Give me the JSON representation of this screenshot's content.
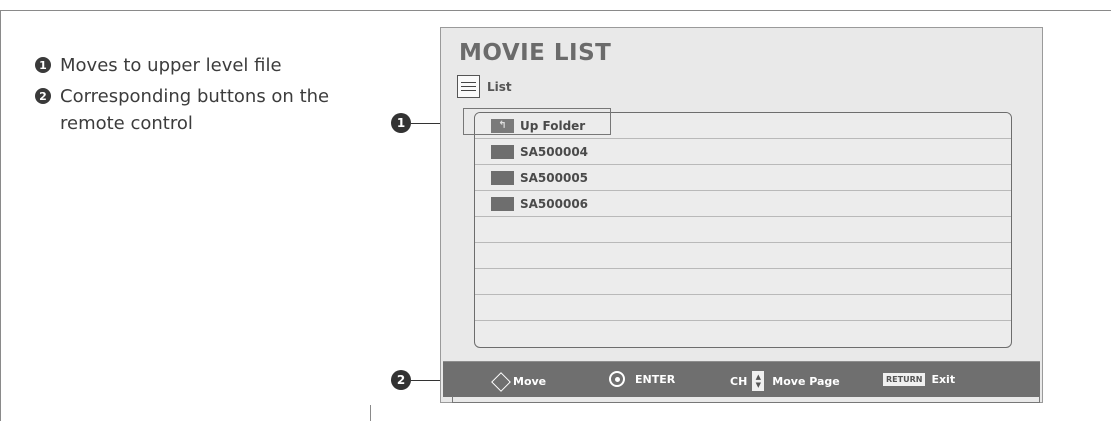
{
  "notes": [
    {
      "num": "1",
      "text": "Moves to upper level file"
    },
    {
      "num": "2",
      "text": "Corresponding buttons on the remote control"
    }
  ],
  "callouts": {
    "first": "1",
    "second": "2"
  },
  "screen": {
    "title": "MOVIE LIST",
    "view_mode": "List",
    "files": [
      {
        "name": "Up Folder",
        "icon": "up-folder-icon"
      },
      {
        "name": "SA500004",
        "icon": "folder-icon"
      },
      {
        "name": "SA500005",
        "icon": "folder-icon"
      },
      {
        "name": "SA500006",
        "icon": "folder-icon"
      }
    ],
    "empty_rows": 5
  },
  "guide": {
    "move": "Move",
    "enter": "ENTER",
    "ch": "CH",
    "move_page": "Move Page",
    "return_key": "RETURN",
    "exit": "Exit"
  }
}
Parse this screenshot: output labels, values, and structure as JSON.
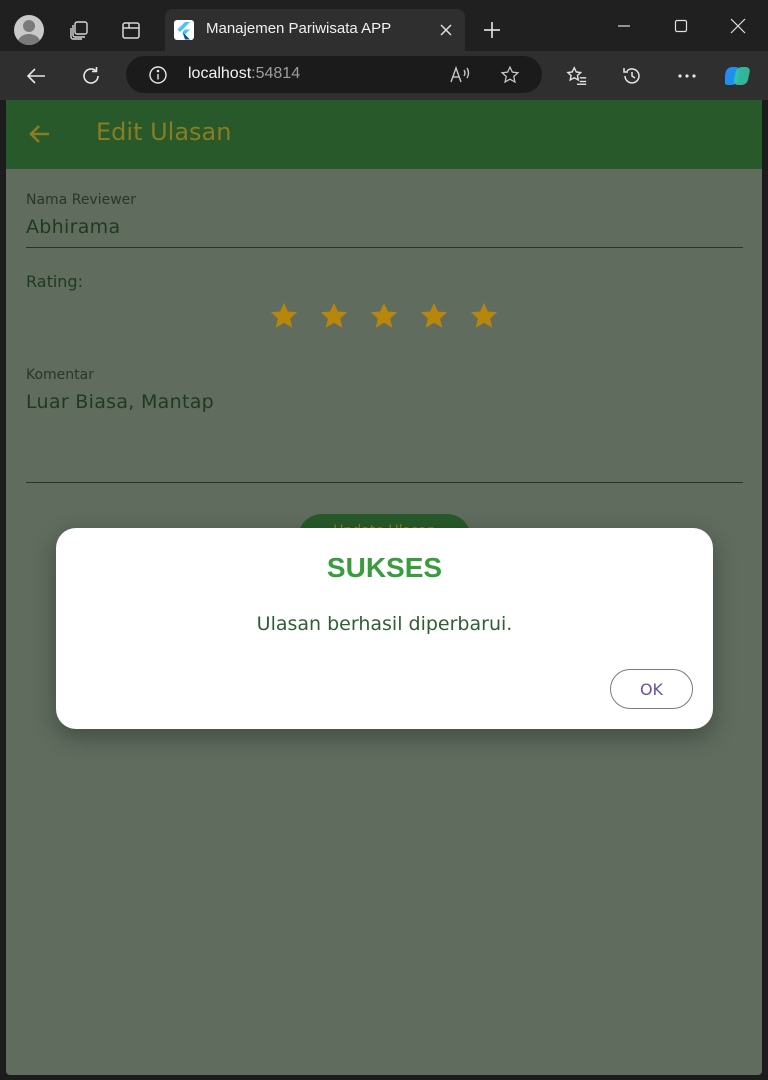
{
  "browser": {
    "tab_title": "Manajemen Pariwisata APP",
    "url_host": "localhost",
    "url_port": ":54814",
    "icons": [
      "profile-avatar",
      "workspaces-icon",
      "tab-actions-icon",
      "close-icon",
      "new-tab-icon",
      "minimize-icon",
      "maximize-icon",
      "window-close-icon",
      "back-icon",
      "refresh-icon",
      "info-icon",
      "read-aloud-icon",
      "favorite-star-icon",
      "favorites-icon",
      "history-icon",
      "more-icon",
      "copilot-icon"
    ]
  },
  "appbar": {
    "title": "Edit Ulasan",
    "back_icon": "arrow-left-icon"
  },
  "form": {
    "reviewer_label": "Nama Reviewer",
    "reviewer_value": "Abhirama",
    "rating_label": "Rating:",
    "rating_value": 5,
    "rating_max": 5,
    "comment_label": "Komentar",
    "comment_value": "Luar Biasa, Mantap",
    "submit_label": "Update Ulasan"
  },
  "dialog": {
    "title": "SUKSES",
    "message": "Ulasan berhasil diperbarui.",
    "ok_label": "OK"
  },
  "colors": {
    "appbar": "#27592a",
    "appbar_text": "#8a7d20",
    "overlay_bg": "#5f6c5e",
    "star": "#b8860b",
    "dialog_title": "#3b9b3f",
    "dialog_text": "#2f5f31",
    "ok_text": "#6b4ea8"
  }
}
★ ★ ★
Transcribe the material exactly, keeping every word and none of the pictures.

# COMPLETE RESPONSE:
Give me the JSON representation of this screenshot's content.
{
  "notes": [
    {
      "num": "1",
      "text": "Moves to upper level file"
    },
    {
      "num": "2",
      "text": "Corresponding buttons on the remote control"
    }
  ],
  "callouts": {
    "first": "1",
    "second": "2"
  },
  "screen": {
    "title": "MOVIE LIST",
    "view_mode": "List",
    "files": [
      {
        "name": "Up Folder",
        "icon": "up-folder-icon"
      },
      {
        "name": "SA500004",
        "icon": "folder-icon"
      },
      {
        "name": "SA500005",
        "icon": "folder-icon"
      },
      {
        "name": "SA500006",
        "icon": "folder-icon"
      }
    ],
    "empty_rows": 5
  },
  "guide": {
    "move": "Move",
    "enter": "ENTER",
    "ch": "CH",
    "move_page": "Move Page",
    "return_key": "RETURN",
    "exit": "Exit"
  }
}
Parse this screenshot: output labels, values, and structure as JSON.
{
  "browser": {
    "tab_title": "Manajemen Pariwisata APP",
    "url_host": "localhost",
    "url_port": ":54814",
    "icons": [
      "profile-avatar",
      "workspaces-icon",
      "tab-actions-icon",
      "close-icon",
      "new-tab-icon",
      "minimize-icon",
      "maximize-icon",
      "window-close-icon",
      "back-icon",
      "refresh-icon",
      "info-icon",
      "read-aloud-icon",
      "favorite-star-icon",
      "favorites-icon",
      "history-icon",
      "more-icon",
      "copilot-icon"
    ]
  },
  "appbar": {
    "title": "Edit Ulasan",
    "back_icon": "arrow-left-icon"
  },
  "form": {
    "reviewer_label": "Nama Reviewer",
    "reviewer_value": "Abhirama",
    "rating_label": "Rating:",
    "rating_value": 5,
    "rating_max": 5,
    "comment_label": "Komentar",
    "comment_value": "Luar Biasa, Mantap",
    "submit_label": "Update Ulasan"
  },
  "dialog": {
    "title": "SUKSES",
    "message": "Ulasan berhasil diperbarui.",
    "ok_label": "OK"
  },
  "colors": {
    "appbar": "#27592a",
    "appbar_text": "#8a7d20",
    "overlay_bg": "#5f6c5e",
    "star": "#b8860b",
    "dialog_title": "#3b9b3f",
    "dialog_text": "#2f5f31",
    "ok_text": "#6b4ea8"
  }
}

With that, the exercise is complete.